Copy out every line of the items below word for word, with nothing changed.
*****
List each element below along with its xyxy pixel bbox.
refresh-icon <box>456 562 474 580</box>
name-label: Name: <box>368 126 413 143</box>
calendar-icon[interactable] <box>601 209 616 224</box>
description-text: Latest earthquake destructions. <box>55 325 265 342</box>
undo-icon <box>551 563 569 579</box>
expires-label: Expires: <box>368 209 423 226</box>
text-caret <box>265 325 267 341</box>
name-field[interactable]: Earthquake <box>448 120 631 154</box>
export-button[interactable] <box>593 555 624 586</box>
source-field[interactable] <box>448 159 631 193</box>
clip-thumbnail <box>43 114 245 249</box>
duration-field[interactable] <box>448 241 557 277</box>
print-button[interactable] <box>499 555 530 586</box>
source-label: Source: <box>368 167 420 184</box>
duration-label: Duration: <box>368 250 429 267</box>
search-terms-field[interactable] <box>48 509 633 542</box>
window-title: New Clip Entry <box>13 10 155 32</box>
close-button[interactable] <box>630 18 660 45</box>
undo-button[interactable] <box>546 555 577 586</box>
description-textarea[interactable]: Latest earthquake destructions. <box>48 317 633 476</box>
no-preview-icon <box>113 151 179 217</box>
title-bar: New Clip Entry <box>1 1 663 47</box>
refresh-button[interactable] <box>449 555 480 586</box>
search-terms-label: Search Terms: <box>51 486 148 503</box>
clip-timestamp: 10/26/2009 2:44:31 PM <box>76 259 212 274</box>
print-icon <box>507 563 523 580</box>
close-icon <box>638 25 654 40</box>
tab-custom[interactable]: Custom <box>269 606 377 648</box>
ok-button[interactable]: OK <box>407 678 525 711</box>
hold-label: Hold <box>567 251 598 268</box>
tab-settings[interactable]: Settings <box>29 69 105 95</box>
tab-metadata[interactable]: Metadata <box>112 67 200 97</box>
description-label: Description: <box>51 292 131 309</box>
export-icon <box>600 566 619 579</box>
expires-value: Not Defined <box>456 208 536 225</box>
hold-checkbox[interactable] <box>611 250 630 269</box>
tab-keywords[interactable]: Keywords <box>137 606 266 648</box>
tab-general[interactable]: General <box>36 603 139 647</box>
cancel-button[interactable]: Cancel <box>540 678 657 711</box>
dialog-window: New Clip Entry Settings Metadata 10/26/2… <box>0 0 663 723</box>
*****
(Written solution)
List each element below along with its xyxy pixel bbox.
refresh-icon <box>456 562 474 580</box>
name-label: Name: <box>368 126 413 143</box>
calendar-icon[interactable] <box>601 209 616 224</box>
description-text: Latest earthquake destructions. <box>55 325 265 342</box>
undo-icon <box>551 563 569 579</box>
expires-label: Expires: <box>368 209 423 226</box>
text-caret <box>265 325 267 341</box>
name-field[interactable]: Earthquake <box>448 120 631 154</box>
export-button[interactable] <box>593 555 624 586</box>
source-field[interactable] <box>448 159 631 193</box>
clip-thumbnail <box>43 114 245 249</box>
duration-field[interactable] <box>448 241 557 277</box>
print-button[interactable] <box>499 555 530 586</box>
source-label: Source: <box>368 167 420 184</box>
duration-label: Duration: <box>368 250 429 267</box>
search-terms-field[interactable] <box>48 509 633 542</box>
window-title: New Clip Entry <box>13 10 155 32</box>
close-button[interactable] <box>630 18 660 45</box>
undo-button[interactable] <box>546 555 577 586</box>
description-textarea[interactable]: Latest earthquake destructions. <box>48 317 633 476</box>
no-preview-icon <box>113 151 179 217</box>
title-bar: New Clip Entry <box>1 1 663 47</box>
refresh-button[interactable] <box>449 555 480 586</box>
search-terms-label: Search Terms: <box>51 486 148 503</box>
clip-timestamp: 10/26/2009 2:44:31 PM <box>76 259 212 274</box>
print-icon <box>507 563 523 580</box>
close-icon <box>638 25 654 40</box>
tab-custom[interactable]: Custom <box>269 606 377 648</box>
ok-button[interactable]: OK <box>407 678 525 711</box>
hold-label: Hold <box>567 251 598 268</box>
tab-settings[interactable]: Settings <box>29 69 105 95</box>
tab-metadata[interactable]: Metadata <box>112 67 200 97</box>
description-label: Description: <box>51 292 131 309</box>
export-icon <box>600 566 619 579</box>
expires-value: Not Defined <box>456 208 536 225</box>
hold-checkbox[interactable] <box>611 250 630 269</box>
tab-keywords[interactable]: Keywords <box>137 606 266 648</box>
tab-general[interactable]: General <box>36 603 139 647</box>
cancel-button[interactable]: Cancel <box>540 678 657 711</box>
dialog-window: New Clip Entry Settings Metadata 10/26/2… <box>0 0 663 723</box>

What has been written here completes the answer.